## [Stated problem]
Pick out every line holding the string "avoir" and copy it.

Records from a dataset
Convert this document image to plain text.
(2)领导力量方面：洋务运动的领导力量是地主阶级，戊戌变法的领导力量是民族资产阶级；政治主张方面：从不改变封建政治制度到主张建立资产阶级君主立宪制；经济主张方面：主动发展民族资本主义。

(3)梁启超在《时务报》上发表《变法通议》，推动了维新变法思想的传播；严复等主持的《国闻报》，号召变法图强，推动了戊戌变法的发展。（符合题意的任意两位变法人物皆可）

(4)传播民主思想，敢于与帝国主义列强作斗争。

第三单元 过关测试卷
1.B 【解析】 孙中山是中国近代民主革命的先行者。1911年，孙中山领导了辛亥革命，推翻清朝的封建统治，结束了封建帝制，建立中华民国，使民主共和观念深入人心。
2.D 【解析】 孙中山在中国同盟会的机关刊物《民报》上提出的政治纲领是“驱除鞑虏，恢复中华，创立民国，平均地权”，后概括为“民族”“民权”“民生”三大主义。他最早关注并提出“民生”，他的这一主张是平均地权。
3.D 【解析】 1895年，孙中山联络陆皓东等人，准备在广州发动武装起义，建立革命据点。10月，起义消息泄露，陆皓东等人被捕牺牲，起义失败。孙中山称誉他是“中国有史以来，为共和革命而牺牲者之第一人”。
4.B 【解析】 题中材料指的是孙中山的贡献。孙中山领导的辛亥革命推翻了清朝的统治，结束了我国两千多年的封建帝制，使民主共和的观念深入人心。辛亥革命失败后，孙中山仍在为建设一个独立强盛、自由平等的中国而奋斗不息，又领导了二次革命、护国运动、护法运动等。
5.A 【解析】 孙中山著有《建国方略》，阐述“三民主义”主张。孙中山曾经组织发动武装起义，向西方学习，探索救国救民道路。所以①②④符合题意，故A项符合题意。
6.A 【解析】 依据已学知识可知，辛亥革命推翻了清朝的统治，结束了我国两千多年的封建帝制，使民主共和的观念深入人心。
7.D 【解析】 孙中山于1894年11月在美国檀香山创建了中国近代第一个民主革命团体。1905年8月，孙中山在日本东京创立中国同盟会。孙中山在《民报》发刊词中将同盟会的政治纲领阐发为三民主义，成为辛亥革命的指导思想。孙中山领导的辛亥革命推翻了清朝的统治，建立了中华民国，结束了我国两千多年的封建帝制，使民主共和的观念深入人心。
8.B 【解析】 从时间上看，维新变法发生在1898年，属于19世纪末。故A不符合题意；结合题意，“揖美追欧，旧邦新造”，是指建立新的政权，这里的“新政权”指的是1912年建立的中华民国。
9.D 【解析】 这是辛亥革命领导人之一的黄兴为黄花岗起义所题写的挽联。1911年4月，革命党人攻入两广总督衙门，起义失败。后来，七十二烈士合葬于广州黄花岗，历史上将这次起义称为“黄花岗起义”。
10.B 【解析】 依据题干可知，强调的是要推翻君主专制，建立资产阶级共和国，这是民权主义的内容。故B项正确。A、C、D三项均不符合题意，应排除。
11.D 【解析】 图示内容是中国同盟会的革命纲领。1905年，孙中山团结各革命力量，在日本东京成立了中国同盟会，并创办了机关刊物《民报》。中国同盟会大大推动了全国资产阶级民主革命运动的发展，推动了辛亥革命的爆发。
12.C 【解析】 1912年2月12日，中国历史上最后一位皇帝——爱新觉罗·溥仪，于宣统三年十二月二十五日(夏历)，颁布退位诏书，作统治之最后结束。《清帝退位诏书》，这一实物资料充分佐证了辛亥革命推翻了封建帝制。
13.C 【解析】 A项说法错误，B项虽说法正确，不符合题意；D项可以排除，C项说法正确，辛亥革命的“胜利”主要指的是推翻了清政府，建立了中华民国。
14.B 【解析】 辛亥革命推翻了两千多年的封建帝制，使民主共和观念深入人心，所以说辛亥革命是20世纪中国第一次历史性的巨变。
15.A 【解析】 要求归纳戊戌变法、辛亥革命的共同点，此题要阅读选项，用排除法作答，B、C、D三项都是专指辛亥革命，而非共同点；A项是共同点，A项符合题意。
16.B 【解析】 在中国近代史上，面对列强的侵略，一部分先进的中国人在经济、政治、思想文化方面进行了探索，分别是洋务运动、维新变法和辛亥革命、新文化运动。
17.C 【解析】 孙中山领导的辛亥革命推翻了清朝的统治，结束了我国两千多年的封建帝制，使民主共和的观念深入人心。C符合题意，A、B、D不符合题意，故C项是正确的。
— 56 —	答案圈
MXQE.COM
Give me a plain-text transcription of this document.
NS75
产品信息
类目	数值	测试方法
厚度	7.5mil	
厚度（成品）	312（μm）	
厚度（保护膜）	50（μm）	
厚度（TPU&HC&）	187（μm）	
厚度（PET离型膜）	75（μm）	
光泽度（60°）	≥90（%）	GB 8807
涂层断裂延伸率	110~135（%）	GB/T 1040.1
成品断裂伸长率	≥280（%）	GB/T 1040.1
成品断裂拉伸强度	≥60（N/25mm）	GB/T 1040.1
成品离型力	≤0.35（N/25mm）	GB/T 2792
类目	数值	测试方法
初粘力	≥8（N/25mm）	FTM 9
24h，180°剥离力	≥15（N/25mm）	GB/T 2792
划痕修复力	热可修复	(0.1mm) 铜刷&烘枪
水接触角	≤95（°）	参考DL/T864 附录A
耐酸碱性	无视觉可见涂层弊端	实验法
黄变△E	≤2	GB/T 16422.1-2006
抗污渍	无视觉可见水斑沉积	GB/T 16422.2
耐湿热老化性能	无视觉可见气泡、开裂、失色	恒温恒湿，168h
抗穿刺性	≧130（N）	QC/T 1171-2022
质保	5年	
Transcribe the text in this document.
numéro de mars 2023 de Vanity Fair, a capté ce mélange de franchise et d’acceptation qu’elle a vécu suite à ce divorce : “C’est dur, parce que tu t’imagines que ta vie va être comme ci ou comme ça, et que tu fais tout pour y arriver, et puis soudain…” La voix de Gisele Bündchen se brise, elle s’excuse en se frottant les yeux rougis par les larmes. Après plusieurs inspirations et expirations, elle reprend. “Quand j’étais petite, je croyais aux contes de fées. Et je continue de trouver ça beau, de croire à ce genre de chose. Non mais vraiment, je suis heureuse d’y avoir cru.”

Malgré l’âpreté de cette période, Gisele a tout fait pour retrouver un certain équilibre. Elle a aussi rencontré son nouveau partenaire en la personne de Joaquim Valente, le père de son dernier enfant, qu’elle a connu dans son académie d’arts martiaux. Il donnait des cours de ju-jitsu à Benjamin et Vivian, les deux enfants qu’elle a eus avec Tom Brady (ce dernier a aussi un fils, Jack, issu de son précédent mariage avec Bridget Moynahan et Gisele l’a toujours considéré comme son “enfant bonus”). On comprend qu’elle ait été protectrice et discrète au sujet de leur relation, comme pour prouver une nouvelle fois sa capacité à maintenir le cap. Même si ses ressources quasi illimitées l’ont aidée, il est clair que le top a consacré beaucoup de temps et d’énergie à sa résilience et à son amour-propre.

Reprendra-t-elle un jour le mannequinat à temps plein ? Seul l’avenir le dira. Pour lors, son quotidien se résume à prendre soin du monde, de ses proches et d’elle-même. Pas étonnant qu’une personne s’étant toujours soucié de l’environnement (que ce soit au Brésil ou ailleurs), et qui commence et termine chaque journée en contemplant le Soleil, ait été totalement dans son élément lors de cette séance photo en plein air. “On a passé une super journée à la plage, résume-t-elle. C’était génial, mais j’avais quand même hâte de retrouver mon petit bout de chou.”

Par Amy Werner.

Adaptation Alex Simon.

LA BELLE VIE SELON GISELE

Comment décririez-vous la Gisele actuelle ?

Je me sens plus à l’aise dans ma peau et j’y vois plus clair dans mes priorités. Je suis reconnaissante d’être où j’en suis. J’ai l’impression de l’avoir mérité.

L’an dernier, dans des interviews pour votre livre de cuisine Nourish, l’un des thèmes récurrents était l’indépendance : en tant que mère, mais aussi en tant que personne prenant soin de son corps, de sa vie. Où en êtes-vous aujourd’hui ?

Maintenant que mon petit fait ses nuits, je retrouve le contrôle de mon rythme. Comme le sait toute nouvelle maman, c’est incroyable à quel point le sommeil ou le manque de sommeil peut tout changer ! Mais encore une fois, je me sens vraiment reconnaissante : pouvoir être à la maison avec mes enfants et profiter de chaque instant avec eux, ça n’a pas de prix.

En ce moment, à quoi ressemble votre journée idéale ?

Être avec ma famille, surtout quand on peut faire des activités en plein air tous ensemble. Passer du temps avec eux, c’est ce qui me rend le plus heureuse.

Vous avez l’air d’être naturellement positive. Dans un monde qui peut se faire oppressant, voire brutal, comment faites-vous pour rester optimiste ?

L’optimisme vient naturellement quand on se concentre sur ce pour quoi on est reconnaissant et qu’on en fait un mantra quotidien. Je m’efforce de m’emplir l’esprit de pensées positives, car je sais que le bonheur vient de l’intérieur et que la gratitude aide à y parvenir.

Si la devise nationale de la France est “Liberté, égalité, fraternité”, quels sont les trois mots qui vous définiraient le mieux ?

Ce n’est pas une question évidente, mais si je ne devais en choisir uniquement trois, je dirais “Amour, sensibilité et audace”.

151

## [Solution for this task]
numéro de mars 2023 de Vanity Fair, a capté ce mélange de franchise et d’acceptation qu’elle a vécu suite à ce divorce : “C’est dur, parce que tu t’imagines que ta vie va être comme ci ou comme ça, et que tu fais tout pour y arriver, et puis soudain…” La voix de Gisele Bündchen se brise, elle s’excuse en se frottant les yeux rougis par les larmes. Après plusieurs inspirations et expirations, elle reprend. “Quand j’étais petite, je croyais aux contes de fées. Et je continue de trouver ça beau, de croire à ce genre de chose. Non mais vraiment, je suis heureuse d’y avoir cru.”
Je me sens plus à l’aise dans ma peau et j’y vois plus clair dans mes priorités. Je suis reconnaissante d’être où j’en suis. J’ai l’impression de l’avoir mérité.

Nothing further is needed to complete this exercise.